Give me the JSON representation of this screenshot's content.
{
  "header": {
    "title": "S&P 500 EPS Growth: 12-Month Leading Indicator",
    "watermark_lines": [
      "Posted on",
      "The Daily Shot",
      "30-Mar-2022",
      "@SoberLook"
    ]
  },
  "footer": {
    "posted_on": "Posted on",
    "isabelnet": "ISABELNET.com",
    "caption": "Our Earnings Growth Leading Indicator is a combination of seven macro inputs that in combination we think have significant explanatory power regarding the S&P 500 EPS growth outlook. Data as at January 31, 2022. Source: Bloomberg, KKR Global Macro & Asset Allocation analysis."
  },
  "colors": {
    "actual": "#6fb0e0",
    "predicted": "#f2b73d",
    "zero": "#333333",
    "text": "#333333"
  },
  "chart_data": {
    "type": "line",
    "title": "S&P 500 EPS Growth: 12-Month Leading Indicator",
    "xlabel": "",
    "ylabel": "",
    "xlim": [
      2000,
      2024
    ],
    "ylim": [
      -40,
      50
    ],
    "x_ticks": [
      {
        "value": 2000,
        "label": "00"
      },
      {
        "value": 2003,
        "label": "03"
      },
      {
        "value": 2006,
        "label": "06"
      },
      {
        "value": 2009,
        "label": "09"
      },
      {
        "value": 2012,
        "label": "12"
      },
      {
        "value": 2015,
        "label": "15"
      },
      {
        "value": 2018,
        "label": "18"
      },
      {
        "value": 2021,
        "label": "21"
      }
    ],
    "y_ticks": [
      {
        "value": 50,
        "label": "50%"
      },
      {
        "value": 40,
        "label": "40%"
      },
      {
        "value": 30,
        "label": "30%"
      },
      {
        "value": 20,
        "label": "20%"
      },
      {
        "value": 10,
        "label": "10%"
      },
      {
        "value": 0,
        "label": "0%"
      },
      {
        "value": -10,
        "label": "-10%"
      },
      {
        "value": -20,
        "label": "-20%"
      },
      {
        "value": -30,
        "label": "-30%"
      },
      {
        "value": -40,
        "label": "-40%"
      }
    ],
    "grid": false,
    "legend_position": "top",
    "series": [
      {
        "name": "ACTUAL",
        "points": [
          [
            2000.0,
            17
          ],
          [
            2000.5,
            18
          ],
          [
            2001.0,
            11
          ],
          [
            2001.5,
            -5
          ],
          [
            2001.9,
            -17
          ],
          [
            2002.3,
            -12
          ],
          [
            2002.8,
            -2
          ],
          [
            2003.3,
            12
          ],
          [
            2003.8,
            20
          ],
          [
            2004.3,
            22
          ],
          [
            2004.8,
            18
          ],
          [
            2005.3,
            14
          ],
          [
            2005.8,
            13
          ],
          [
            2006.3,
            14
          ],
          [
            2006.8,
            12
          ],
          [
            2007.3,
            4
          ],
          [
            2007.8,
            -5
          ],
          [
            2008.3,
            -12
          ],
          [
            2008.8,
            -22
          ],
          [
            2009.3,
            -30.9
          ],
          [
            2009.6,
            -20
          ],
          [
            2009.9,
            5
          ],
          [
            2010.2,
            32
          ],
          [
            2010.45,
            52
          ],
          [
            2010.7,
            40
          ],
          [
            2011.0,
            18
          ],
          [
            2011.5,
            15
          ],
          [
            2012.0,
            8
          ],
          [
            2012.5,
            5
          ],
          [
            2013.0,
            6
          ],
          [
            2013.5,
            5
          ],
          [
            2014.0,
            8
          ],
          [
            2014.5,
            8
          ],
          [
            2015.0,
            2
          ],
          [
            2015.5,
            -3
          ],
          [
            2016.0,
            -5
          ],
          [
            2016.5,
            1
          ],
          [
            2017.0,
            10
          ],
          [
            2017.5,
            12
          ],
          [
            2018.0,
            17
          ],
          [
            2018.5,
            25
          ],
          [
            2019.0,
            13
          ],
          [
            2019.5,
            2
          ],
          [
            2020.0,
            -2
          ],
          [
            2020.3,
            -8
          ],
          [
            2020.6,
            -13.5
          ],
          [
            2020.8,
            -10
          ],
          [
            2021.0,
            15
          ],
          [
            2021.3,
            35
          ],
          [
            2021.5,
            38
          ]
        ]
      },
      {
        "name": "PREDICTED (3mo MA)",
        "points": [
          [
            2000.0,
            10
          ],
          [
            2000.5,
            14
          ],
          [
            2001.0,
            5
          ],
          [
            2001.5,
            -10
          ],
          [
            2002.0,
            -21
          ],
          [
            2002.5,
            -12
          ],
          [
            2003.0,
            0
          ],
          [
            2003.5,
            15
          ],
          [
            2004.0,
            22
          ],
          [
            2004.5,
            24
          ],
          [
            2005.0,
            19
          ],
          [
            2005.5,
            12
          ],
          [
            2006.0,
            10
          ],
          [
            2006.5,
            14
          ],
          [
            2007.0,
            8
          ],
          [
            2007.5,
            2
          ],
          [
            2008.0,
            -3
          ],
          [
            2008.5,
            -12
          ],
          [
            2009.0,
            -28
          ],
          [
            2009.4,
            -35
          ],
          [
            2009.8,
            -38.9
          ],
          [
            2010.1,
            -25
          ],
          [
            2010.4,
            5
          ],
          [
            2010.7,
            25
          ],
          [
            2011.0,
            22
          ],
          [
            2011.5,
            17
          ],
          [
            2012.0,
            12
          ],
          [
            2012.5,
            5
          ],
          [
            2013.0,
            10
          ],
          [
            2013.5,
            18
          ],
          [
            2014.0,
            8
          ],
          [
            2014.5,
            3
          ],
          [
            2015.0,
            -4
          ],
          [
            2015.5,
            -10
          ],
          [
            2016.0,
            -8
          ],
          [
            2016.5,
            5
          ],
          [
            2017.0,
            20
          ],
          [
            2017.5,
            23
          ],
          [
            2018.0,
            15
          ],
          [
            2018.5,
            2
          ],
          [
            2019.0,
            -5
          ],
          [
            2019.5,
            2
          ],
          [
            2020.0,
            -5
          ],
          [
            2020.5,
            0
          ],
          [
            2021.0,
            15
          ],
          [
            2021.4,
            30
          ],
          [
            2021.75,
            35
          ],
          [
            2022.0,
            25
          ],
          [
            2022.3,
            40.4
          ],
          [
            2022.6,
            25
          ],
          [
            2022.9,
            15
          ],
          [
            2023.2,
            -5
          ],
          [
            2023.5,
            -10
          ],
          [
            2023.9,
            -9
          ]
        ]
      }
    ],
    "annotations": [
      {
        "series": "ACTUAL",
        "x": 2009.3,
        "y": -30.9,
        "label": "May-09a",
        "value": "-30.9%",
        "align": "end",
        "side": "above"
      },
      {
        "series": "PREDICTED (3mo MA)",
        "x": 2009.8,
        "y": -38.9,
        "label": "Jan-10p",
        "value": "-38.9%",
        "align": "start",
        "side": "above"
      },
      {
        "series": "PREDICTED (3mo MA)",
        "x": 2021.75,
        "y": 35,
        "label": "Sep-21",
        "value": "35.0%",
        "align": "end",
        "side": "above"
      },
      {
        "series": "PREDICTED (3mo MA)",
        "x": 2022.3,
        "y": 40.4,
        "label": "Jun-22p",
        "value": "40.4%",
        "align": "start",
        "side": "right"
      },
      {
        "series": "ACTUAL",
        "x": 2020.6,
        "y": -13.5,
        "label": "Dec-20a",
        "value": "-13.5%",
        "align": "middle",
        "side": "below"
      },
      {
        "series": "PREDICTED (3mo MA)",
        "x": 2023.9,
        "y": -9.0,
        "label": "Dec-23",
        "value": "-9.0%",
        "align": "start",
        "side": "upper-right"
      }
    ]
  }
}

----

• DIRECTIONS FOR THIS TASK: Copy all of the data. Keep every word exactly as it is.

• THE RESPONSE:
Give me the JSON representation of this screenshot's content.
{
  "header": {
    "title": "S&P 500 EPS Growth: 12-Month Leading Indicator",
    "watermark_lines": [
      "Posted on",
      "The Daily Shot",
      "30-Mar-2022",
      "@SoberLook"
    ]
  },
  "footer": {
    "posted_on": "Posted on",
    "isabelnet": "ISABELNET.com",
    "caption": "Our Earnings Growth Leading Indicator is a combination of seven macro inputs that in combination we think have significant explanatory power regarding the S&P 500 EPS growth outlook. Data as at January 31, 2022. Source: Bloomberg, KKR Global Macro & Asset Allocation analysis."
  },
  "colors": {
    "actual": "#6fb0e0",
    "predicted": "#f2b73d",
    "zero": "#333333",
    "text": "#333333"
  },
  "chart_data": {
    "type": "line",
    "title": "S&P 500 EPS Growth: 12-Month Leading Indicator",
    "xlabel": "",
    "ylabel": "",
    "xlim": [
      2000,
      2024
    ],
    "ylim": [
      -40,
      50
    ],
    "x_ticks": [
      {
        "value": 2000,
        "label": "00"
      },
      {
        "value": 2003,
        "label": "03"
      },
      {
        "value": 2006,
        "label": "06"
      },
      {
        "value": 2009,
        "label": "09"
      },
      {
        "value": 2012,
        "label": "12"
      },
      {
        "value": 2015,
        "label": "15"
      },
      {
        "value": 2018,
        "label": "18"
      },
      {
        "value": 2021,
        "label": "21"
      }
    ],
    "y_ticks": [
      {
        "value": 50,
        "label": "50%"
      },
      {
        "value": 40,
        "label": "40%"
      },
      {
        "value": 30,
        "label": "30%"
      },
      {
        "value": 20,
        "label": "20%"
      },
      {
        "value": 10,
        "label": "10%"
      },
      {
        "value": 0,
        "label": "0%"
      },
      {
        "value": -10,
        "label": "-10%"
      },
      {
        "value": -20,
        "label": "-20%"
      },
      {
        "value": -30,
        "label": "-30%"
      },
      {
        "value": -40,
        "label": "-40%"
      }
    ],
    "grid": false,
    "legend_position": "top",
    "series": [
      {
        "name": "ACTUAL",
        "points": [
          [
            2000.0,
            17
          ],
          [
            2000.5,
            18
          ],
          [
            2001.0,
            11
          ],
          [
            2001.5,
            -5
          ],
          [
            2001.9,
            -17
          ],
          [
            2002.3,
            -12
          ],
          [
            2002.8,
            -2
          ],
          [
            2003.3,
            12
          ],
          [
            2003.8,
            20
          ],
          [
            2004.3,
            22
          ],
          [
            2004.8,
            18
          ],
          [
            2005.3,
            14
          ],
          [
            2005.8,
            13
          ],
          [
            2006.3,
            14
          ],
          [
            2006.8,
            12
          ],
          [
            2007.3,
            4
          ],
          [
            2007.8,
            -5
          ],
          [
            2008.3,
            -12
          ],
          [
            2008.8,
            -22
          ],
          [
            2009.3,
            -30.9
          ],
          [
            2009.6,
            -20
          ],
          [
            2009.9,
            5
          ],
          [
            2010.2,
            32
          ],
          [
            2010.45,
            52
          ],
          [
            2010.7,
            40
          ],
          [
            2011.0,
            18
          ],
          [
            2011.5,
            15
          ],
          [
            2012.0,
            8
          ],
          [
            2012.5,
            5
          ],
          [
            2013.0,
            6
          ],
          [
            2013.5,
            5
          ],
          [
            2014.0,
            8
          ],
          [
            2014.5,
            8
          ],
          [
            2015.0,
            2
          ],
          [
            2015.5,
            -3
          ],
          [
            2016.0,
            -5
          ],
          [
            2016.5,
            1
          ],
          [
            2017.0,
            10
          ],
          [
            2017.5,
            12
          ],
          [
            2018.0,
            17
          ],
          [
            2018.5,
            25
          ],
          [
            2019.0,
            13
          ],
          [
            2019.5,
            2
          ],
          [
            2020.0,
            -2
          ],
          [
            2020.3,
            -8
          ],
          [
            2020.6,
            -13.5
          ],
          [
            2020.8,
            -10
          ],
          [
            2021.0,
            15
          ],
          [
            2021.3,
            35
          ],
          [
            2021.5,
            38
          ]
        ]
      },
      {
        "name": "PREDICTED (3mo MA)",
        "points": [
          [
            2000.0,
            10
          ],
          [
            2000.5,
            14
          ],
          [
            2001.0,
            5
          ],
          [
            2001.5,
            -10
          ],
          [
            2002.0,
            -21
          ],
          [
            2002.5,
            -12
          ],
          [
            2003.0,
            0
          ],
          [
            2003.5,
            15
          ],
          [
            2004.0,
            22
          ],
          [
            2004.5,
            24
          ],
          [
            2005.0,
            19
          ],
          [
            2005.5,
            12
          ],
          [
            2006.0,
            10
          ],
          [
            2006.5,
            14
          ],
          [
            2007.0,
            8
          ],
          [
            2007.5,
            2
          ],
          [
            2008.0,
            -3
          ],
          [
            2008.5,
            -12
          ],
          [
            2009.0,
            -28
          ],
          [
            2009.4,
            -35
          ],
          [
            2009.8,
            -38.9
          ],
          [
            2010.1,
            -25
          ],
          [
            2010.4,
            5
          ],
          [
            2010.7,
            25
          ],
          [
            2011.0,
            22
          ],
          [
            2011.5,
            17
          ],
          [
            2012.0,
            12
          ],
          [
            2012.5,
            5
          ],
          [
            2013.0,
            10
          ],
          [
            2013.5,
            18
          ],
          [
            2014.0,
            8
          ],
          [
            2014.5,
            3
          ],
          [
            2015.0,
            -4
          ],
          [
            2015.5,
            -10
          ],
          [
            2016.0,
            -8
          ],
          [
            2016.5,
            5
          ],
          [
            2017.0,
            20
          ],
          [
            2017.5,
            23
          ],
          [
            2018.0,
            15
          ],
          [
            2018.5,
            2
          ],
          [
            2019.0,
            -5
          ],
          [
            2019.5,
            2
          ],
          [
            2020.0,
            -5
          ],
          [
            2020.5,
            0
          ],
          [
            2021.0,
            15
          ],
          [
            2021.4,
            30
          ],
          [
            2021.75,
            35
          ],
          [
            2022.0,
            25
          ],
          [
            2022.3,
            40.4
          ],
          [
            2022.6,
            25
          ],
          [
            2022.9,
            15
          ],
          [
            2023.2,
            -5
          ],
          [
            2023.5,
            -10
          ],
          [
            2023.9,
            -9
          ]
        ]
      }
    ],
    "annotations": [
      {
        "series": "ACTUAL",
        "x": 2009.3,
        "y": -30.9,
        "label": "May-09a",
        "value": "-30.9%",
        "align": "end",
        "side": "above"
      },
      {
        "series": "PREDICTED (3mo MA)",
        "x": 2009.8,
        "y": -38.9,
        "label": "Jan-10p",
        "value": "-38.9%",
        "align": "start",
        "side": "above"
      },
      {
        "series": "PREDICTED (3mo MA)",
        "x": 2021.75,
        "y": 35,
        "label": "Sep-21",
        "value": "35.0%",
        "align": "end",
        "side": "above"
      },
      {
        "series": "PREDICTED (3mo MA)",
        "x": 2022.3,
        "y": 40.4,
        "label": "Jun-22p",
        "value": "40.4%",
        "align": "start",
        "side": "right"
      },
      {
        "series": "ACTUAL",
        "x": 2020.6,
        "y": -13.5,
        "label": "Dec-20a",
        "value": "-13.5%",
        "align": "middle",
        "side": "below"
      },
      {
        "series": "PREDICTED (3mo MA)",
        "x": 2023.9,
        "y": -9.0,
        "label": "Dec-23",
        "value": "-9.0%",
        "align": "start",
        "side": "upper-right"
      }
    ]
  }
}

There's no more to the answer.